> Work to be completed
Retrieve each line that contains the word "Показывает" from the entries below.

> Material for this task
◆ ◆ ◆

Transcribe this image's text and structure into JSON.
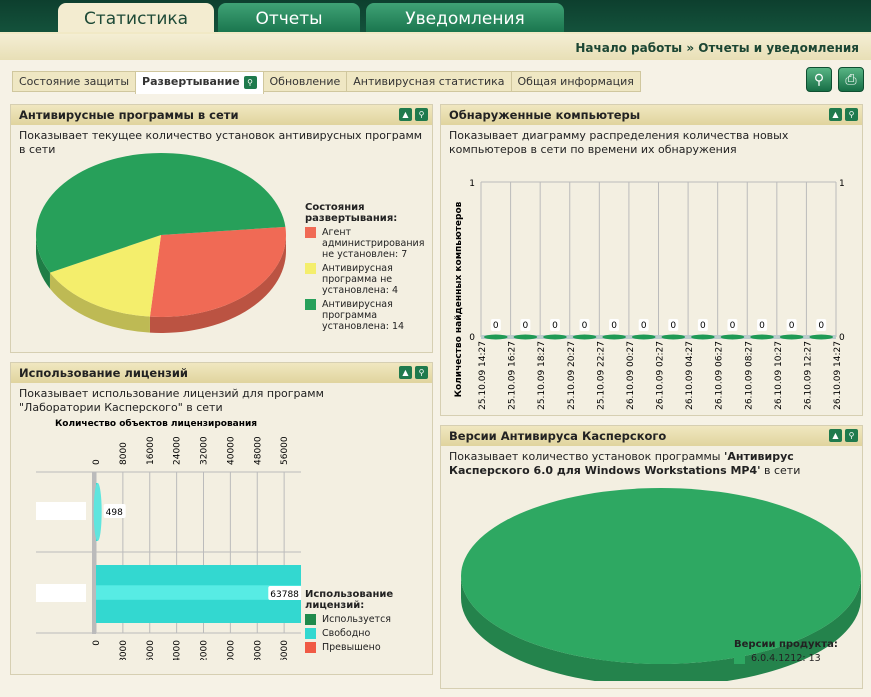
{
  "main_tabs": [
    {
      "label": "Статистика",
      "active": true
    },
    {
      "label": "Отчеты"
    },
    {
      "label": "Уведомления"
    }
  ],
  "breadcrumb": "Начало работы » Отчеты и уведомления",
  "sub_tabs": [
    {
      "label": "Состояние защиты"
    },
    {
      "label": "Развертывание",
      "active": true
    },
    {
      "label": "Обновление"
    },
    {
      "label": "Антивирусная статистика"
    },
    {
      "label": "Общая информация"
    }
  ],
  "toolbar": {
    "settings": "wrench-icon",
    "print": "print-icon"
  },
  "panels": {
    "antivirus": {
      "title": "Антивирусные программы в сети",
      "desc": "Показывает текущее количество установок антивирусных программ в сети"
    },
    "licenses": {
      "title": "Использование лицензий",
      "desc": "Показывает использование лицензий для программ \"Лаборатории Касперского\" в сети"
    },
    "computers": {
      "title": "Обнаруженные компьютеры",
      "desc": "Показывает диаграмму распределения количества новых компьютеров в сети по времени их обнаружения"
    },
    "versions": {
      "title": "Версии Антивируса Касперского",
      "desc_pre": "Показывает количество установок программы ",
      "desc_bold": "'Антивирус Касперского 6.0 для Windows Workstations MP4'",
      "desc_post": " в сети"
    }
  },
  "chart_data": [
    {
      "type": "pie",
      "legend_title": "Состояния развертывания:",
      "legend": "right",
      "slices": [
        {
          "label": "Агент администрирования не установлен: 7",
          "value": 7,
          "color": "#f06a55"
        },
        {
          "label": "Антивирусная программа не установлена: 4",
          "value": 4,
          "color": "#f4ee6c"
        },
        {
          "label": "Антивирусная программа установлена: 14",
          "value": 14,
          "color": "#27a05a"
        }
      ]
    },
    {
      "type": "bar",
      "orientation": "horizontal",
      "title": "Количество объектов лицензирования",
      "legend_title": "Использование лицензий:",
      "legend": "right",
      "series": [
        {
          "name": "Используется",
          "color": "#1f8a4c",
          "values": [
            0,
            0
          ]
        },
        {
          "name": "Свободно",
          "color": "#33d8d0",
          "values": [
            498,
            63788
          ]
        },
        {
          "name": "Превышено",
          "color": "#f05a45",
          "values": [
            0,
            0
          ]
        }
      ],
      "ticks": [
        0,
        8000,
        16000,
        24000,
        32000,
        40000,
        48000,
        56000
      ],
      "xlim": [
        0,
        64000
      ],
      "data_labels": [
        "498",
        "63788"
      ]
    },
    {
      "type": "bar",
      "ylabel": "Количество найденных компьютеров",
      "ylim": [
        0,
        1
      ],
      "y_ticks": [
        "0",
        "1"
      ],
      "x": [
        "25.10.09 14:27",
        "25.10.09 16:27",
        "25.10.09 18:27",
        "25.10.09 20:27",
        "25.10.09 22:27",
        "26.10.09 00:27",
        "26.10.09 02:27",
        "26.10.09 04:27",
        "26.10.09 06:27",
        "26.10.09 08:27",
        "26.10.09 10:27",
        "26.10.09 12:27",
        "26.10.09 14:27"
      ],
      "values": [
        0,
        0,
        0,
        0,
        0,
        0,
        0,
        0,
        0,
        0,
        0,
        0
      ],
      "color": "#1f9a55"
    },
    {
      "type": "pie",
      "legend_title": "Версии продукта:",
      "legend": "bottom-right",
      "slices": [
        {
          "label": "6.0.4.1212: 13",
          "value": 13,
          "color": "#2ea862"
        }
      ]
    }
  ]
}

◆ ◆ ◆

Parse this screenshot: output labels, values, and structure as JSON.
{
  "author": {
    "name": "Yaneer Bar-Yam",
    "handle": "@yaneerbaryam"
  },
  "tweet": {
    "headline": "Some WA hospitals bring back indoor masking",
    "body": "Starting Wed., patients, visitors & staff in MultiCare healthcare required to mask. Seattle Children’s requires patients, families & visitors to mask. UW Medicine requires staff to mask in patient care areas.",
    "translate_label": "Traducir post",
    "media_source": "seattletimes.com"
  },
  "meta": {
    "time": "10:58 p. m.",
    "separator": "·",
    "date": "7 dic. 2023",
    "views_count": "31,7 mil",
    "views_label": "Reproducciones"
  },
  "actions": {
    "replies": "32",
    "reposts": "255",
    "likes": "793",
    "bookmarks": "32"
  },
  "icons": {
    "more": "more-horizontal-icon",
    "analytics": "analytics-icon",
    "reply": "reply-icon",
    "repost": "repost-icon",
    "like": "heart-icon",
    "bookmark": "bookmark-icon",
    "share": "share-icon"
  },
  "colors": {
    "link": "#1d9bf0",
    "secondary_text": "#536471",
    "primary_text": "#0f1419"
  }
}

◆ ◆ ◆

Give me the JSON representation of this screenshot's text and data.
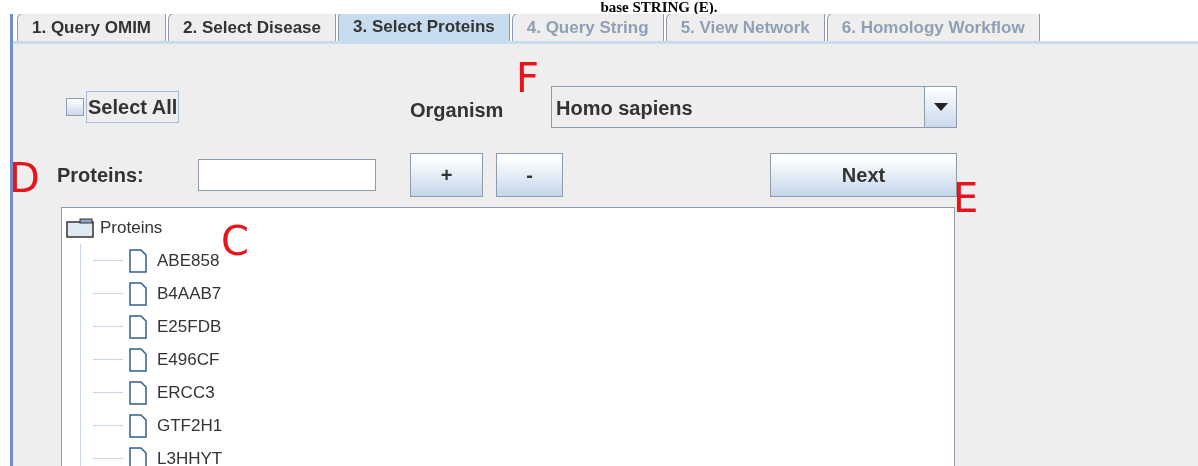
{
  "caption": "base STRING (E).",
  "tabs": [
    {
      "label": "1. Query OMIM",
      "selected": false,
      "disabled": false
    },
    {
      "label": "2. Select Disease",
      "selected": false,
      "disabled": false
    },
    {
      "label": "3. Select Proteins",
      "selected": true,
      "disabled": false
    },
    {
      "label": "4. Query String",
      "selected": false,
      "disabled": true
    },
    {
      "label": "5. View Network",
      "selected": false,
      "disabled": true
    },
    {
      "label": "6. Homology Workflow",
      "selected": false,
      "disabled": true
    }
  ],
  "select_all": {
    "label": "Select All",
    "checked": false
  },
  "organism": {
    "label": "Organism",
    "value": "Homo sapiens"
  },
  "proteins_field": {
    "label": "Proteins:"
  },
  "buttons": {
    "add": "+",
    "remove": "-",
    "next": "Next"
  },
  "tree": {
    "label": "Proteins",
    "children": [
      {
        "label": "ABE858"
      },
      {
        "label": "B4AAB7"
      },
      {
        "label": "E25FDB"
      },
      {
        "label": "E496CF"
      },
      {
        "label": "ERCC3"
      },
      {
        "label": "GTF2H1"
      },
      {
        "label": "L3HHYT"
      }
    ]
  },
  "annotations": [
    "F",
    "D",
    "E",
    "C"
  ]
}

◆ ◆ ◆

> Task response
      "desc": "Показывает текущее количество установок антивирусных программ в сети"
      "desc": "Показывает использование лицензий для программ \"Лаборатории Касперского\" в сети"
      "desc": "Показывает диаграмму распределения количества новых компьютеров в сети по времени их обнаружения"
      "desc_pre": "Показывает количество установок программы ",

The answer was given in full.